• _Task directions_
Take every line from the material that has the word "close" in it.

• _Dataset_
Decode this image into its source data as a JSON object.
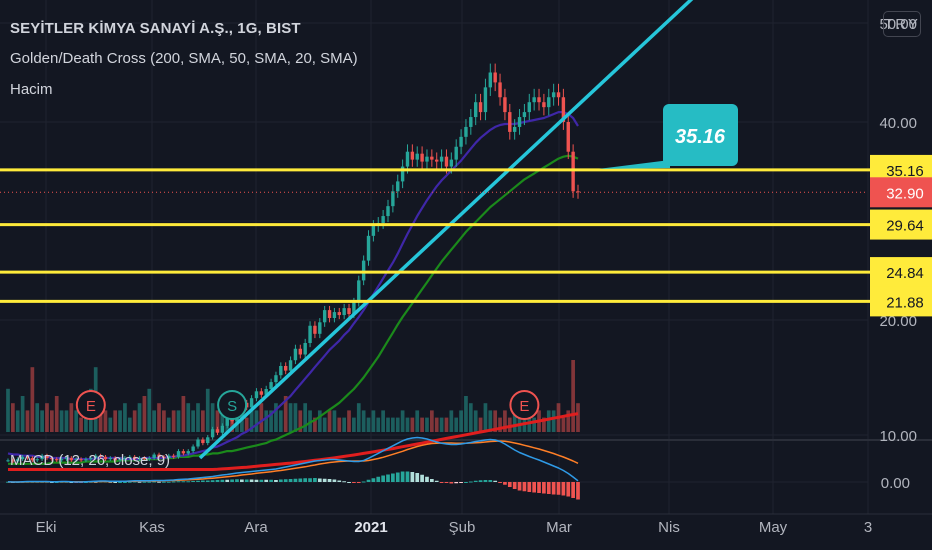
{
  "header": {
    "symbol_title": "SEYİTLER KİMYA SANAYİ A.Ş., 1G, BIST",
    "indicator_cross": "Golden/Death Cross (200, SMA, 50, SMA, 20, SMA)",
    "indicator_volume": "Hacim",
    "indicator_macd": "MACD (12, 26, close, 9)",
    "currency": "TRY"
  },
  "colors": {
    "background": "#131722",
    "up": "#26a69a",
    "down": "#ef5350",
    "horizontal_levels": "#ffeb3b",
    "trendline": "#26c6da",
    "sma20": "#3f27a8",
    "sma50": "#1b8a1b",
    "sma200": "#e01e1e",
    "macd_line": "#2f9ae6",
    "signal_line": "#ff7f27",
    "callout": "#26bcc4"
  },
  "chart_data": {
    "type": "candlestick",
    "x_ticks": [
      "Eki",
      "Kas",
      "Ara",
      "2021",
      "Şub",
      "Mar",
      "Nis",
      "May",
      "3"
    ],
    "price_axis_ticks": [
      "50.00",
      "40.00",
      "20.00",
      "10.00"
    ],
    "macd_axis_ticks": [
      "0.00"
    ],
    "levels": [
      35.16,
      29.64,
      24.84,
      21.88
    ],
    "level_labels": [
      "35.16",
      "29.64",
      "24.84",
      "21.88"
    ],
    "last_price": 32.9,
    "last_price_label": "32.90",
    "callout_label": "35.16",
    "trendline": {
      "from": [
        "Ara",
        8.0
      ],
      "to": [
        "Mar",
        56.5
      ]
    },
    "close": [
      7.8,
      7.7,
      7.9,
      8.1,
      8.0,
      7.8,
      7.9,
      8.2,
      8.0,
      7.9,
      7.8,
      7.9,
      8.0,
      7.8,
      7.9,
      7.8,
      7.9,
      8.0,
      8.2,
      8.1,
      7.9,
      8.0,
      7.8,
      7.9,
      8.0,
      8.1,
      7.9,
      8.0,
      7.9,
      8.0,
      8.3,
      8.1,
      8.0,
      8.2,
      8.1,
      8.6,
      8.4,
      8.6,
      9.0,
      9.6,
      9.3,
      9.8,
      10.5,
      10.2,
      10.8,
      11.5,
      11.2,
      12.0,
      12.8,
      12.4,
      13.2,
      13.8,
      13.5,
      14.0,
      14.6,
      15.2,
      16.0,
      15.6,
      16.5,
      17.5,
      17.0,
      18.0,
      19.5,
      18.8,
      19.8,
      21.0,
      20.2,
      20.8,
      20.5,
      21.2,
      20.6,
      21.8,
      24.0,
      26.0,
      28.5,
      29.5,
      29.8,
      30.5,
      31.5,
      33.0,
      34.0,
      35.5,
      37.0,
      36.2,
      36.8,
      36.0,
      36.5,
      36.2,
      36.0,
      36.5,
      35.5,
      36.2,
      37.5,
      38.5,
      39.5,
      40.5,
      42.0,
      41.0,
      43.5,
      45.0,
      44.0,
      42.5,
      41.0,
      39.0,
      39.5,
      40.5,
      41.0,
      42.0,
      42.5,
      42.0,
      41.5,
      42.5,
      43.0,
      42.5,
      40.0,
      37.0,
      33.0,
      32.9
    ],
    "sma20": [
      8.4,
      8.3,
      8.3,
      8.2,
      8.2,
      8.2,
      8.1,
      8.1,
      8.1,
      8.0,
      8.0,
      8.0,
      8.0,
      7.9,
      7.9,
      7.9,
      7.9,
      7.9,
      8.0,
      8.0,
      8.0,
      8.0,
      8.0,
      8.0,
      7.9,
      7.9,
      7.9,
      7.9,
      8.0,
      8.0,
      8.0,
      8.0,
      8.0,
      8.1,
      8.1,
      8.2,
      8.2,
      8.3,
      8.4,
      8.5,
      8.6,
      8.7,
      8.9,
      9.0,
      9.2,
      9.4,
      9.6,
      9.8,
      10.1,
      10.3,
      10.6,
      10.9,
      11.2,
      11.5,
      11.8,
      12.2,
      12.6,
      13.0,
      13.4,
      13.9,
      14.4,
      14.9,
      15.4,
      15.9,
      16.4,
      16.9,
      17.4,
      17.8,
      18.2,
      18.7,
      19.1,
      19.7,
      20.3,
      21.0,
      21.8,
      22.6,
      23.4,
      24.2,
      25.0,
      25.8,
      26.7,
      27.7,
      28.7,
      29.6,
      30.5,
      31.3,
      32.1,
      32.8,
      33.5,
      34.1,
      34.6,
      35.1,
      35.6,
      36.1,
      36.7,
      37.3,
      37.9,
      38.4,
      38.8,
      39.2,
      39.5,
      39.7,
      39.8,
      39.8,
      39.8,
      39.9,
      40.0,
      40.1,
      40.2,
      40.3,
      40.4,
      40.6,
      40.8,
      41.0,
      41.0,
      40.8,
      40.4,
      39.6
    ],
    "sma50": [
      7.5,
      7.5,
      7.5,
      7.5,
      7.5,
      7.5,
      7.5,
      7.5,
      7.5,
      7.6,
      7.6,
      7.6,
      7.6,
      7.6,
      7.6,
      7.6,
      7.7,
      7.7,
      7.7,
      7.7,
      7.7,
      7.7,
      7.7,
      7.8,
      7.8,
      7.8,
      7.8,
      7.8,
      7.9,
      7.9,
      7.9,
      7.9,
      8.0,
      8.0,
      8.0,
      8.1,
      8.1,
      8.1,
      8.2,
      8.2,
      8.3,
      8.3,
      8.4,
      8.4,
      8.5,
      8.6,
      8.6,
      8.7,
      8.8,
      8.9,
      9.0,
      9.1,
      9.2,
      9.3,
      9.5,
      9.6,
      9.8,
      10.0,
      10.2,
      10.4,
      10.6,
      10.8,
      11.1,
      11.3,
      11.6,
      11.9,
      12.2,
      12.5,
      12.8,
      13.2,
      13.6,
      14.0,
      14.5,
      15.0,
      15.6,
      16.2,
      16.8,
      17.5,
      18.2,
      18.9,
      19.6,
      20.3,
      21.0,
      21.7,
      22.4,
      23.1,
      23.8,
      24.5,
      25.2,
      25.9,
      26.5,
      27.1,
      27.7,
      28.3,
      28.9,
      29.4,
      29.9,
      30.4,
      30.9,
      31.4,
      31.8,
      32.2,
      32.6,
      33.0,
      33.4,
      33.8,
      34.2,
      34.5,
      34.8,
      35.1,
      35.4,
      35.7,
      36.0,
      36.3,
      36.5,
      36.6,
      36.5,
      36.3
    ],
    "sma200": [
      7.0,
      7.0,
      7.0,
      7.0,
      7.0,
      7.0,
      7.0,
      7.0,
      7.0,
      7.0,
      7.0,
      7.0,
      7.0,
      7.0,
      7.0,
      7.0,
      7.0,
      7.0,
      7.0,
      7.0,
      7.0,
      7.0,
      7.0,
      7.0,
      7.0,
      7.0,
      7.0,
      7.0,
      7.0,
      7.0,
      7.0,
      7.0,
      7.0,
      7.0,
      7.0,
      7.0,
      7.0,
      7.0,
      7.0,
      7.0,
      7.0,
      7.0,
      7.0,
      7.02,
      7.05,
      7.08,
      7.11,
      7.14,
      7.17,
      7.2,
      7.24,
      7.28,
      7.32,
      7.36,
      7.4,
      7.44,
      7.48,
      7.52,
      7.56,
      7.6,
      7.65,
      7.7,
      7.75,
      7.8,
      7.85,
      7.9,
      7.96,
      8.02,
      8.08,
      8.14,
      8.2,
      8.26,
      8.33,
      8.4,
      8.47,
      8.54,
      8.61,
      8.68,
      8.75,
      8.82,
      8.9,
      8.98,
      9.06,
      9.14,
      9.22,
      9.3,
      9.38,
      9.46,
      9.54,
      9.62,
      9.7,
      9.78,
      9.86,
      9.94,
      10.02,
      10.1,
      10.18,
      10.26,
      10.34,
      10.42,
      10.5,
      10.58,
      10.66,
      10.74,
      10.82,
      10.9,
      10.98,
      11.06,
      11.14,
      11.22,
      11.3,
      11.38,
      11.46,
      11.54,
      11.62,
      11.7,
      11.78,
      11.86
    ],
    "volume": [
      0.6,
      0.4,
      0.3,
      0.5,
      0.3,
      0.9,
      0.4,
      0.3,
      0.4,
      0.3,
      0.5,
      0.3,
      0.3,
      0.4,
      0.3,
      0.2,
      0.5,
      0.6,
      0.9,
      0.4,
      0.3,
      0.2,
      0.3,
      0.3,
      0.4,
      0.2,
      0.3,
      0.4,
      0.5,
      0.6,
      0.3,
      0.4,
      0.3,
      0.2,
      0.3,
      0.3,
      0.5,
      0.4,
      0.3,
      0.4,
      0.3,
      0.6,
      0.4,
      0.3,
      0.3,
      0.4,
      0.3,
      0.5,
      0.3,
      0.2,
      0.3,
      0.3,
      0.4,
      0.3,
      0.3,
      0.4,
      0.3,
      0.5,
      0.4,
      0.4,
      0.3,
      0.4,
      0.3,
      0.2,
      0.3,
      0.2,
      0.3,
      0.3,
      0.2,
      0.2,
      0.3,
      0.2,
      0.4,
      0.3,
      0.2,
      0.3,
      0.2,
      0.3,
      0.2,
      0.2,
      0.2,
      0.3,
      0.2,
      0.2,
      0.3,
      0.2,
      0.2,
      0.3,
      0.2,
      0.2,
      0.2,
      0.3,
      0.2,
      0.3,
      0.5,
      0.4,
      0.3,
      0.2,
      0.4,
      0.3,
      0.3,
      0.2,
      0.3,
      0.2,
      0.3,
      0.2,
      0.4,
      0.3,
      0.2,
      0.3,
      0.2,
      0.3,
      0.3,
      0.4,
      0.2,
      0.3,
      1.0,
      0.4
    ],
    "macd": [
      0.01,
      0.0,
      0.0,
      0.01,
      0.02,
      0.02,
      0.02,
      0.02,
      0.02,
      0.01,
      0.01,
      0.02,
      0.02,
      0.01,
      0.0,
      0.0,
      0.01,
      0.02,
      0.03,
      0.04,
      0.04,
      0.03,
      0.03,
      0.03,
      0.03,
      0.04,
      0.05,
      0.05,
      0.05,
      0.05,
      0.06,
      0.06,
      0.06,
      0.07,
      0.08,
      0.1,
      0.11,
      0.12,
      0.14,
      0.16,
      0.18,
      0.2,
      0.22,
      0.25,
      0.28,
      0.3,
      0.33,
      0.36,
      0.38,
      0.4,
      0.42,
      0.44,
      0.46,
      0.48,
      0.5,
      0.52,
      0.56,
      0.6,
      0.64,
      0.68,
      0.72,
      0.76,
      0.8,
      0.84,
      0.86,
      0.88,
      0.9,
      0.9,
      0.88,
      0.86,
      0.84,
      0.82,
      0.82,
      0.86,
      0.95,
      1.05,
      1.15,
      1.25,
      1.35,
      1.45,
      1.55,
      1.65,
      1.72,
      1.76,
      1.78,
      1.76,
      1.72,
      1.66,
      1.6,
      1.55,
      1.52,
      1.5,
      1.5,
      1.52,
      1.55,
      1.58,
      1.62,
      1.65,
      1.68,
      1.7,
      1.68,
      1.62,
      1.52,
      1.4,
      1.28,
      1.18,
      1.1,
      1.02,
      0.95,
      0.88,
      0.8,
      0.72,
      0.64,
      0.56,
      0.46,
      0.34,
      0.2,
      0.05
    ],
    "signal": [
      0.0,
      0.0,
      0.0,
      0.0,
      0.01,
      0.01,
      0.01,
      0.01,
      0.01,
      0.01,
      0.01,
      0.01,
      0.01,
      0.01,
      0.01,
      0.01,
      0.01,
      0.01,
      0.02,
      0.02,
      0.02,
      0.02,
      0.03,
      0.03,
      0.03,
      0.03,
      0.03,
      0.04,
      0.04,
      0.04,
      0.04,
      0.05,
      0.05,
      0.06,
      0.06,
      0.07,
      0.08,
      0.09,
      0.1,
      0.11,
      0.12,
      0.14,
      0.15,
      0.17,
      0.19,
      0.21,
      0.23,
      0.25,
      0.28,
      0.3,
      0.32,
      0.35,
      0.37,
      0.39,
      0.41,
      0.44,
      0.46,
      0.49,
      0.52,
      0.55,
      0.58,
      0.61,
      0.65,
      0.68,
      0.72,
      0.75,
      0.78,
      0.8,
      0.82,
      0.83,
      0.84,
      0.84,
      0.84,
      0.84,
      0.86,
      0.9,
      0.94,
      0.99,
      1.05,
      1.11,
      1.17,
      1.23,
      1.3,
      1.36,
      1.42,
      1.47,
      1.51,
      1.54,
      1.55,
      1.56,
      1.56,
      1.56,
      1.55,
      1.55,
      1.55,
      1.56,
      1.57,
      1.58,
      1.6,
      1.62,
      1.63,
      1.64,
      1.63,
      1.6,
      1.56,
      1.52,
      1.47,
      1.42,
      1.37,
      1.32,
      1.26,
      1.2,
      1.14,
      1.07,
      1.0,
      0.92,
      0.84,
      0.75
    ],
    "signals": [
      {
        "label": "E",
        "index": 17
      },
      {
        "label": "S",
        "index": 46
      },
      {
        "label": "E",
        "index": 106
      }
    ]
  }
}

• _Result of the exercise_
    "indicator_macd": "MACD (12, 26, close, 9)",
    "close": [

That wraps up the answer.